» To do
Print out each record below, unaltered and complete, without its images.

[Data in this exercise start]

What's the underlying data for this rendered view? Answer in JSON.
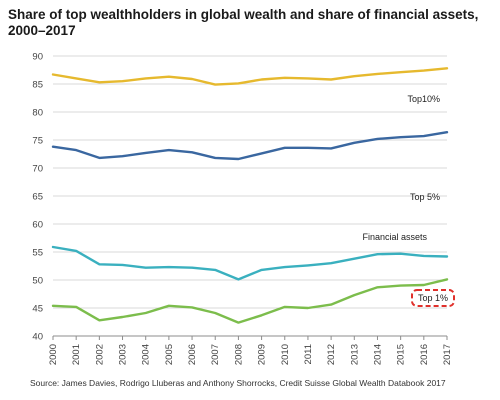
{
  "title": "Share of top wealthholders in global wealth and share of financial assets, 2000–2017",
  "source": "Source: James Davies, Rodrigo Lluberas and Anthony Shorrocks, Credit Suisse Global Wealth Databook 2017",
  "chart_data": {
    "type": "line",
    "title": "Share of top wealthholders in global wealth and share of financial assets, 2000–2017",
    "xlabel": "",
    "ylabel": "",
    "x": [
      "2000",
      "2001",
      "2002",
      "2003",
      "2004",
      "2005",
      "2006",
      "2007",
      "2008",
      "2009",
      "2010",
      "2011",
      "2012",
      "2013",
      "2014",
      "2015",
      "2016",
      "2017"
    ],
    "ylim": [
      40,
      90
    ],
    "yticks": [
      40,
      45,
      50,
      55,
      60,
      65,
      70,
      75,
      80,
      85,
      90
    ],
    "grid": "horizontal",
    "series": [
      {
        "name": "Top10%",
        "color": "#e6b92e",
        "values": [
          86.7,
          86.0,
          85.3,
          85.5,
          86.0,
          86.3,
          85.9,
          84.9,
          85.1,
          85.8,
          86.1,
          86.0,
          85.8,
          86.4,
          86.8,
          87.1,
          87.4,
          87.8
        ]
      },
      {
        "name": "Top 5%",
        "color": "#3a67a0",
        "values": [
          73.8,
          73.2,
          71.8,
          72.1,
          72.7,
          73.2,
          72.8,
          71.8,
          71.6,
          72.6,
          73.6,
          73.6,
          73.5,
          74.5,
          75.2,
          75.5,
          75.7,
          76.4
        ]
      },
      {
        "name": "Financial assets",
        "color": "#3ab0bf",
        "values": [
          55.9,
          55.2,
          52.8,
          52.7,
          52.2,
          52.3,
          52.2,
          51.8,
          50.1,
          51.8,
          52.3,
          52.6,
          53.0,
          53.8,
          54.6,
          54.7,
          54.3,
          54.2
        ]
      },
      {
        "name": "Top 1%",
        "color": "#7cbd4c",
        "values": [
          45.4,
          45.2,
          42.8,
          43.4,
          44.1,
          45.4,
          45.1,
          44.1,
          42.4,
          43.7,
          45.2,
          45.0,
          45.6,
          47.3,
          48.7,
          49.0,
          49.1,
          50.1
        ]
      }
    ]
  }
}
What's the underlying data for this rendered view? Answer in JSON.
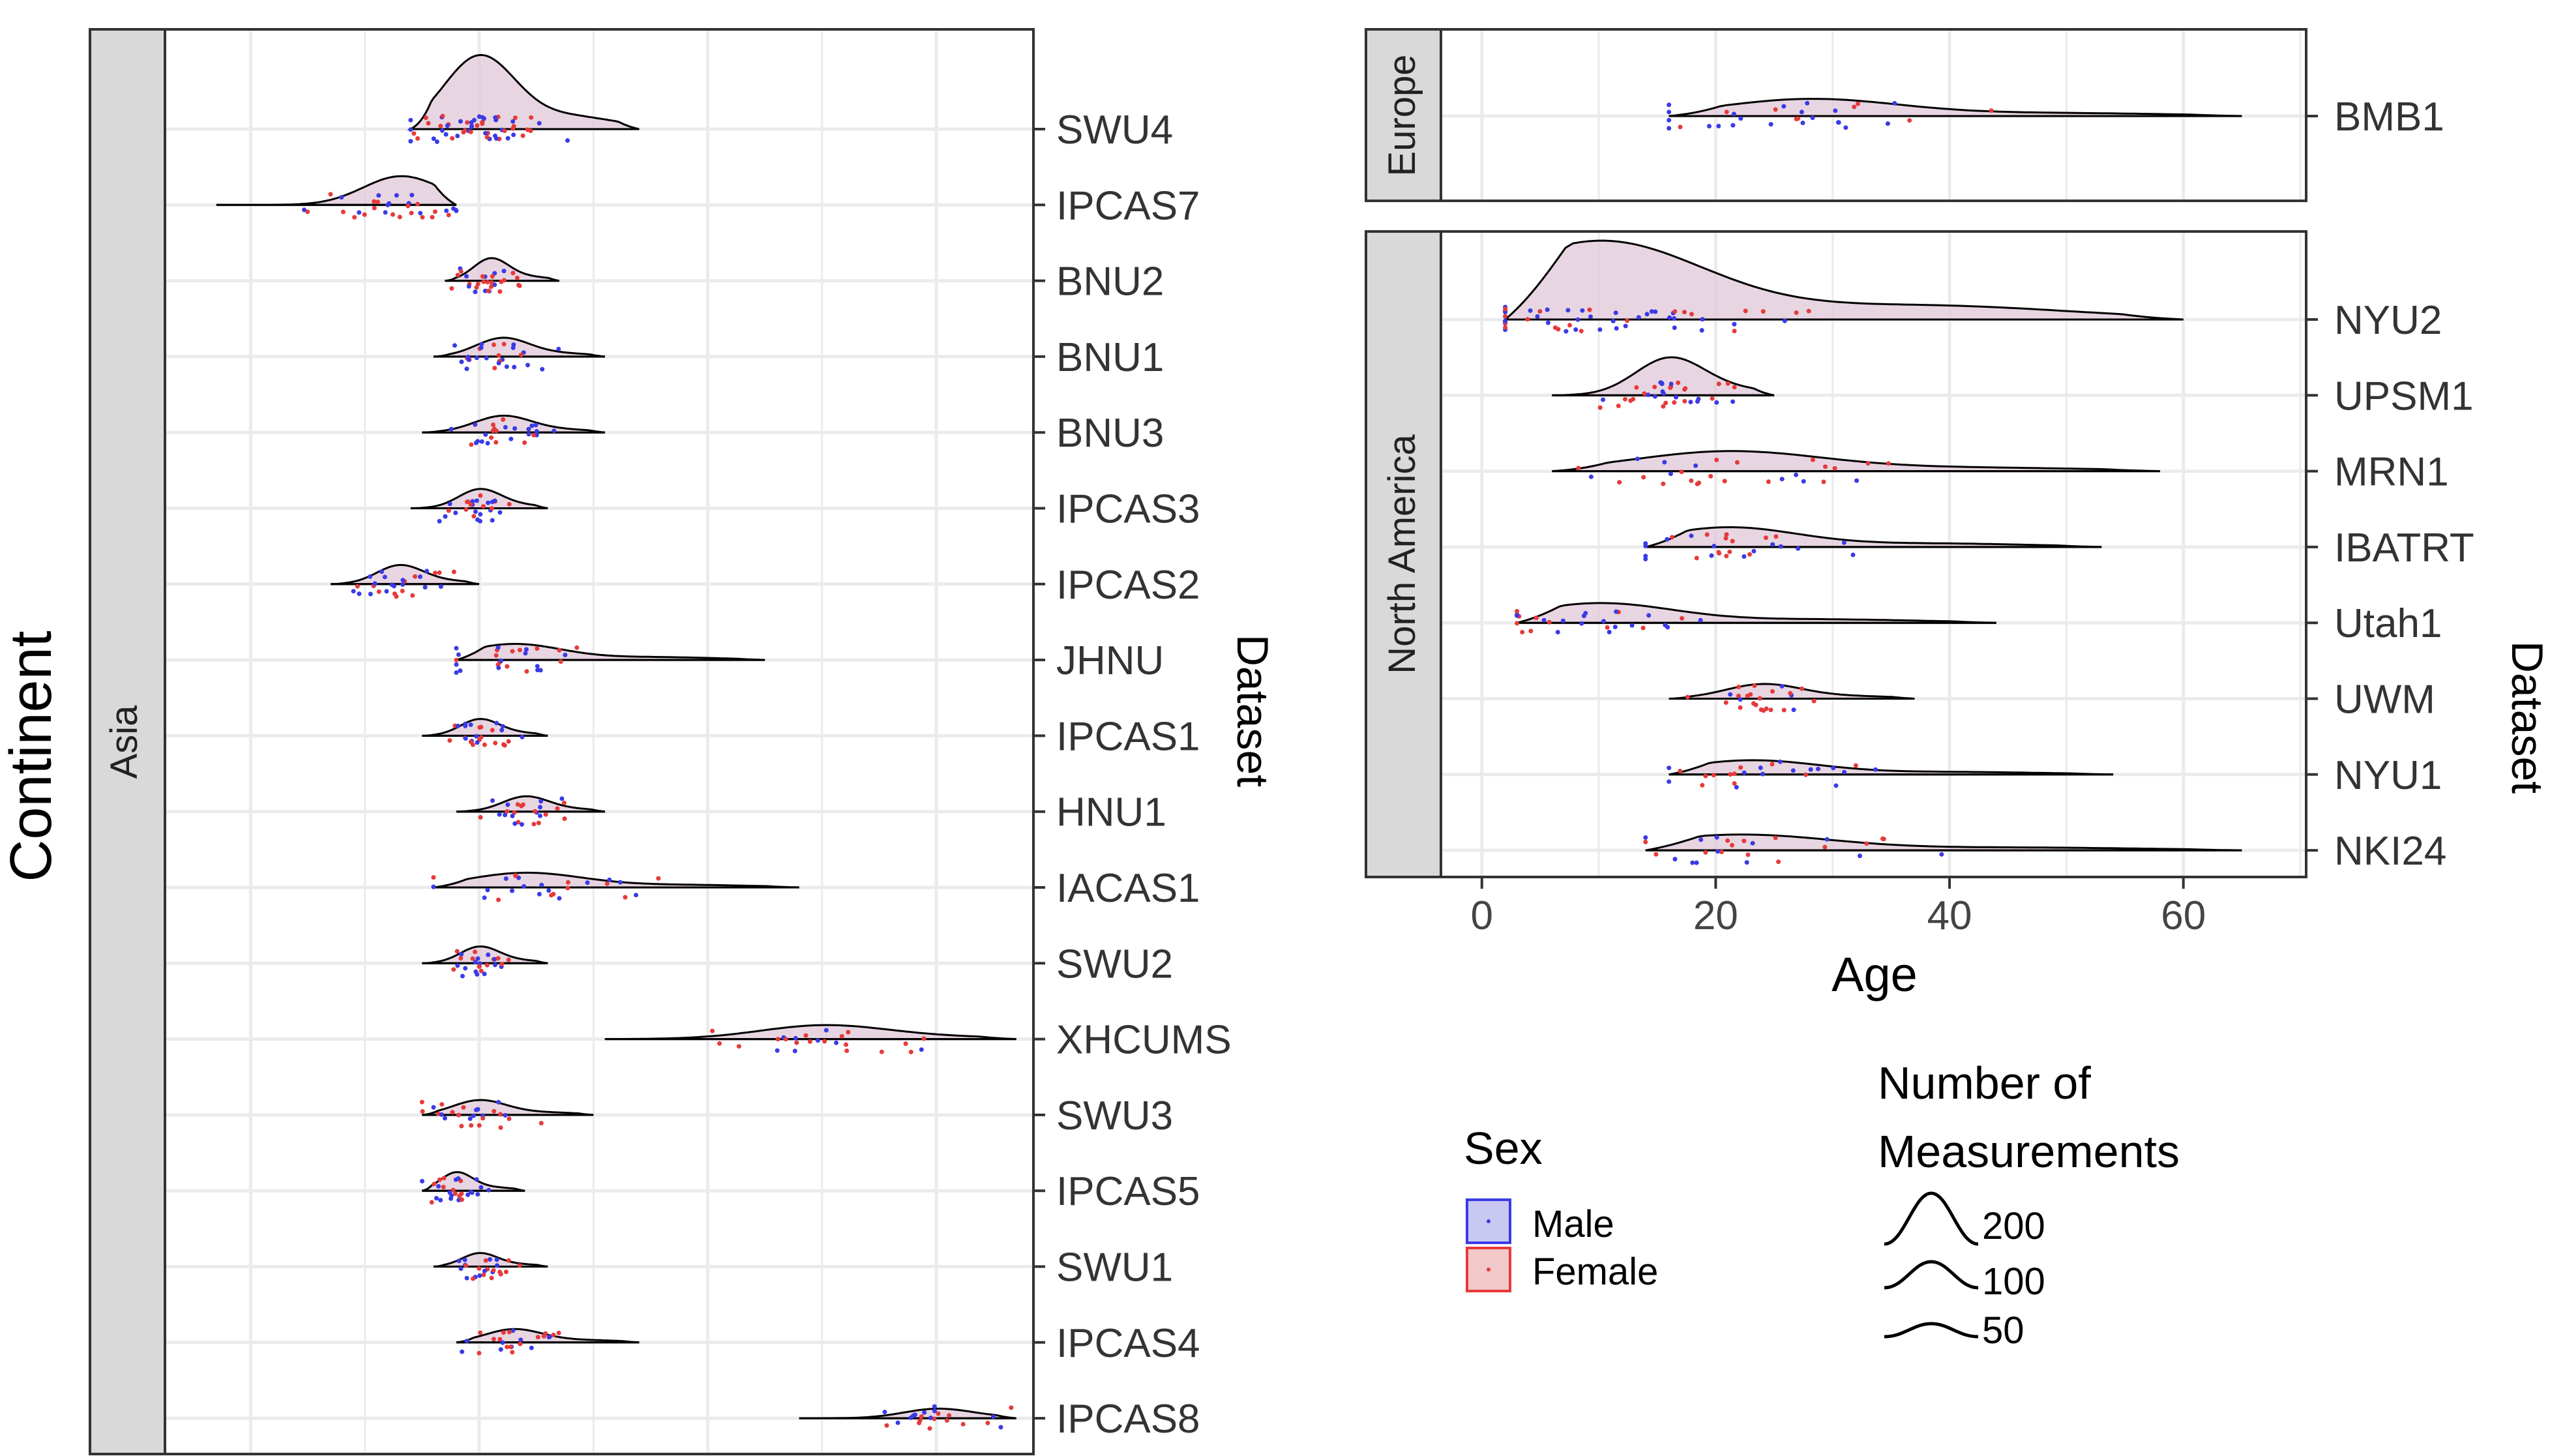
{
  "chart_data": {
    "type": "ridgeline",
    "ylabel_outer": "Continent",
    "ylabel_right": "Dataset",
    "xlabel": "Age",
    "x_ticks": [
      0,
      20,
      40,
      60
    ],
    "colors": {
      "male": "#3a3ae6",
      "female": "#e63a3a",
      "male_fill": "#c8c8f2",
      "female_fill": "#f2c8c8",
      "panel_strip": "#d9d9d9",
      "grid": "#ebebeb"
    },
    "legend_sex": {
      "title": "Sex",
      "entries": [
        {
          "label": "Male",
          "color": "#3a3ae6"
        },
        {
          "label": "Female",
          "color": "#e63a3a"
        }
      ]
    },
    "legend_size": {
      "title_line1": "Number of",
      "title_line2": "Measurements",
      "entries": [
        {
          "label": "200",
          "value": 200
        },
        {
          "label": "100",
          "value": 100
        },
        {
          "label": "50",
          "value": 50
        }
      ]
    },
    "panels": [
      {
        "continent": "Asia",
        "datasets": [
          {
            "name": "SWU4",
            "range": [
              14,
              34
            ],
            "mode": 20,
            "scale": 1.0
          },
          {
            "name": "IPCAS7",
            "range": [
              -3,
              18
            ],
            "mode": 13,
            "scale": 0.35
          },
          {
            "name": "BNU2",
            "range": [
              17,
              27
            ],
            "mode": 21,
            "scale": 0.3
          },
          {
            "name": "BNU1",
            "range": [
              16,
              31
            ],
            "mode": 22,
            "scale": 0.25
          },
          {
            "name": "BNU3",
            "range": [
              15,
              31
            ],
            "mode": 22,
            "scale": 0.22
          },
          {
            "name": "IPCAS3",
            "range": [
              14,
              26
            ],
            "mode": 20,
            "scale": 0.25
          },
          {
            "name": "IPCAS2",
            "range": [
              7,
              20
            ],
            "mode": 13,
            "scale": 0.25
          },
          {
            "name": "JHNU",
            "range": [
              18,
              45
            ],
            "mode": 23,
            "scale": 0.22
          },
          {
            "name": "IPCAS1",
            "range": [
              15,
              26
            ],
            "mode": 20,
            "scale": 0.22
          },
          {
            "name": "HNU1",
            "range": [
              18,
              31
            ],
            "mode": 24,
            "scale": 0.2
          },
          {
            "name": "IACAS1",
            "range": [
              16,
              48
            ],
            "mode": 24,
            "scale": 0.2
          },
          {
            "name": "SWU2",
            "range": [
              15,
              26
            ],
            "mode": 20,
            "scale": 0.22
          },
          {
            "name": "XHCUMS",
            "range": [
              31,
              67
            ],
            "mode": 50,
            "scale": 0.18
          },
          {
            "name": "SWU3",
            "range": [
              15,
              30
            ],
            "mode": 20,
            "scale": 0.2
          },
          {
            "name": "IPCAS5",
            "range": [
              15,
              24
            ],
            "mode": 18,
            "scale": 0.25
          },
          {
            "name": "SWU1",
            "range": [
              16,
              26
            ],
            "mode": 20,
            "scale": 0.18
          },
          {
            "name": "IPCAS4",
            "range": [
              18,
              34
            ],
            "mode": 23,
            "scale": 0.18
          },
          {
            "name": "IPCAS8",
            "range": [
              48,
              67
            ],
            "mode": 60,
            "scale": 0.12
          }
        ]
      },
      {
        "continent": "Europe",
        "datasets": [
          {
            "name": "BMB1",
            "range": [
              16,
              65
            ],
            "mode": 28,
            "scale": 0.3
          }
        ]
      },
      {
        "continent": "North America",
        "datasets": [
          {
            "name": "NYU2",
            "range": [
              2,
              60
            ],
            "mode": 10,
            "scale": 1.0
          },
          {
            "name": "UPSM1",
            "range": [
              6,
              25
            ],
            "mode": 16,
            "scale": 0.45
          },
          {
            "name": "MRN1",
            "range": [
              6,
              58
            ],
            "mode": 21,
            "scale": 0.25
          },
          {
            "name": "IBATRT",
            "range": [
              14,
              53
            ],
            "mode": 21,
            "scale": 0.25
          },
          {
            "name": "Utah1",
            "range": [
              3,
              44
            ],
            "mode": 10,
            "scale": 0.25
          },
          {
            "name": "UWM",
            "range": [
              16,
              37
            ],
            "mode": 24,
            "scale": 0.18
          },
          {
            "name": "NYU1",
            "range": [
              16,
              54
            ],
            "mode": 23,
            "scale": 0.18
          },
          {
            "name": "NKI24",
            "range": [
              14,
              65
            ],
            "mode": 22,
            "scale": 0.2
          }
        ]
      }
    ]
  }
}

[Data in this exercise end]

» Answer to the problem
What's the underlying data for this rendered view? Answer in JSON.
{
  "title": "Share of top wealthholders in global wealth and share of financial assets, 2000–2017",
  "source": "Source: James Davies, Rodrigo Lluberas and Anthony Shorrocks, Credit Suisse Global Wealth Databook 2017",
  "chart_data": {
    "type": "line",
    "title": "Share of top wealthholders in global wealth and share of financial assets, 2000–2017",
    "xlabel": "",
    "ylabel": "",
    "x": [
      "2000",
      "2001",
      "2002",
      "2003",
      "2004",
      "2005",
      "2006",
      "2007",
      "2008",
      "2009",
      "2010",
      "2011",
      "2012",
      "2013",
      "2014",
      "2015",
      "2016",
      "2017"
    ],
    "ylim": [
      40,
      90
    ],
    "yticks": [
      40,
      45,
      50,
      55,
      60,
      65,
      70,
      75,
      80,
      85,
      90
    ],
    "grid": "horizontal",
    "series": [
      {
        "name": "Top10%",
        "color": "#e6b92e",
        "values": [
          86.7,
          86.0,
          85.3,
          85.5,
          86.0,
          86.3,
          85.9,
          84.9,
          85.1,
          85.8,
          86.1,
          86.0,
          85.8,
          86.4,
          86.8,
          87.1,
          87.4,
          87.8
        ]
      },
      {
        "name": "Top 5%",
        "color": "#3a67a0",
        "values": [
          73.8,
          73.2,
          71.8,
          72.1,
          72.7,
          73.2,
          72.8,
          71.8,
          71.6,
          72.6,
          73.6,
          73.6,
          73.5,
          74.5,
          75.2,
          75.5,
          75.7,
          76.4
        ]
      },
      {
        "name": "Financial assets",
        "color": "#3ab0bf",
        "values": [
          55.9,
          55.2,
          52.8,
          52.7,
          52.2,
          52.3,
          52.2,
          51.8,
          50.1,
          51.8,
          52.3,
          52.6,
          53.0,
          53.8,
          54.6,
          54.7,
          54.3,
          54.2
        ]
      },
      {
        "name": "Top 1%",
        "color": "#7cbd4c",
        "values": [
          45.4,
          45.2,
          42.8,
          43.4,
          44.1,
          45.4,
          45.1,
          44.1,
          42.4,
          43.7,
          45.2,
          45.0,
          45.6,
          47.3,
          48.7,
          49.0,
          49.1,
          50.1
        ]
      }
    ]
  }
}
What's the underlying data for this rendered view? Answer in JSON.
{
  "chart_data": {
    "type": "ridgeline",
    "ylabel_outer": "Continent",
    "ylabel_right": "Dataset",
    "xlabel": "Age",
    "x_ticks": [
      0,
      20,
      40,
      60
    ],
    "colors": {
      "male": "#3a3ae6",
      "female": "#e63a3a",
      "male_fill": "#c8c8f2",
      "female_fill": "#f2c8c8",
      "panel_strip": "#d9d9d9",
      "grid": "#ebebeb"
    },
    "legend_sex": {
      "title": "Sex",
      "entries": [
        {
          "label": "Male",
          "color": "#3a3ae6"
        },
        {
          "label": "Female",
          "color": "#e63a3a"
        }
      ]
    },
    "legend_size": {
      "title_line1": "Number of",
      "title_line2": "Measurements",
      "entries": [
        {
          "label": "200",
          "value": 200
        },
        {
          "label": "100",
          "value": 100
        },
        {
          "label": "50",
          "value": 50
        }
      ]
    },
    "panels": [
      {
        "continent": "Asia",
        "datasets": [
          {
            "name": "SWU4",
            "range": [
              14,
              34
            ],
            "mode": 20,
            "scale": 1.0
          },
          {
            "name": "IPCAS7",
            "range": [
              -3,
              18
            ],
            "mode": 13,
            "scale": 0.35
          },
          {
            "name": "BNU2",
            "range": [
              17,
              27
            ],
            "mode": 21,
            "scale": 0.3
          },
          {
            "name": "BNU1",
            "range": [
              16,
              31
            ],
            "mode": 22,
            "scale": 0.25
          },
          {
            "name": "BNU3",
            "range": [
              15,
              31
            ],
            "mode": 22,
            "scale": 0.22
          },
          {
            "name": "IPCAS3",
            "range": [
              14,
              26
            ],
            "mode": 20,
            "scale": 0.25
          },
          {
            "name": "IPCAS2",
            "range": [
              7,
              20
            ],
            "mode": 13,
            "scale": 0.25
          },
          {
            "name": "JHNU",
            "range": [
              18,
              45
            ],
            "mode": 23,
            "scale": 0.22
          },
          {
            "name": "IPCAS1",
            "range": [
              15,
              26
            ],
            "mode": 20,
            "scale": 0.22
          },
          {
            "name": "HNU1",
            "range": [
              18,
              31
            ],
            "mode": 24,
            "scale": 0.2
          },
          {
            "name": "IACAS1",
            "range": [
              16,
              48
            ],
            "mode": 24,
            "scale": 0.2
          },
          {
            "name": "SWU2",
            "range": [
              15,
              26
            ],
            "mode": 20,
            "scale": 0.22
          },
          {
            "name": "XHCUMS",
            "range": [
              31,
              67
            ],
            "mode": 50,
            "scale": 0.18
          },
          {
            "name": "SWU3",
            "range": [
              15,
              30
            ],
            "mode": 20,
            "scale": 0.2
          },
          {
            "name": "IPCAS5",
            "range": [
              15,
              24
            ],
            "mode": 18,
            "scale": 0.25
          },
          {
            "name": "SWU1",
            "range": [
              16,
              26
            ],
            "mode": 20,
            "scale": 0.18
          },
          {
            "name": "IPCAS4",
            "range": [
              18,
              34
            ],
            "mode": 23,
            "scale": 0.18
          },
          {
            "name": "IPCAS8",
            "range": [
              48,
              67
            ],
            "mode": 60,
            "scale": 0.12
          }
        ]
      },
      {
        "continent": "Europe",
        "datasets": [
          {
            "name": "BMB1",
            "range": [
              16,
              65
            ],
            "mode": 28,
            "scale": 0.3
          }
        ]
      },
      {
        "continent": "North America",
        "datasets": [
          {
            "name": "NYU2",
            "range": [
              2,
              60
            ],
            "mode": 10,
            "scale": 1.0
          },
          {
            "name": "UPSM1",
            "range": [
              6,
              25
            ],
            "mode": 16,
            "scale": 0.45
          },
          {
            "name": "MRN1",
            "range": [
              6,
              58
            ],
            "mode": 21,
            "scale": 0.25
          },
          {
            "name": "IBATRT",
            "range": [
              14,
              53
            ],
            "mode": 21,
            "scale": 0.25
          },
          {
            "name": "Utah1",
            "range": [
              3,
              44
            ],
            "mode": 10,
            "scale": 0.25
          },
          {
            "name": "UWM",
            "range": [
              16,
              37
            ],
            "mode": 24,
            "scale": 0.18
          },
          {
            "name": "NYU1",
            "range": [
              16,
              54
            ],
            "mode": 23,
            "scale": 0.18
          },
          {
            "name": "NKI24",
            "range": [
              14,
              65
            ],
            "mode": 22,
            "scale": 0.2
          }
        ]
      }
    ]
  }
}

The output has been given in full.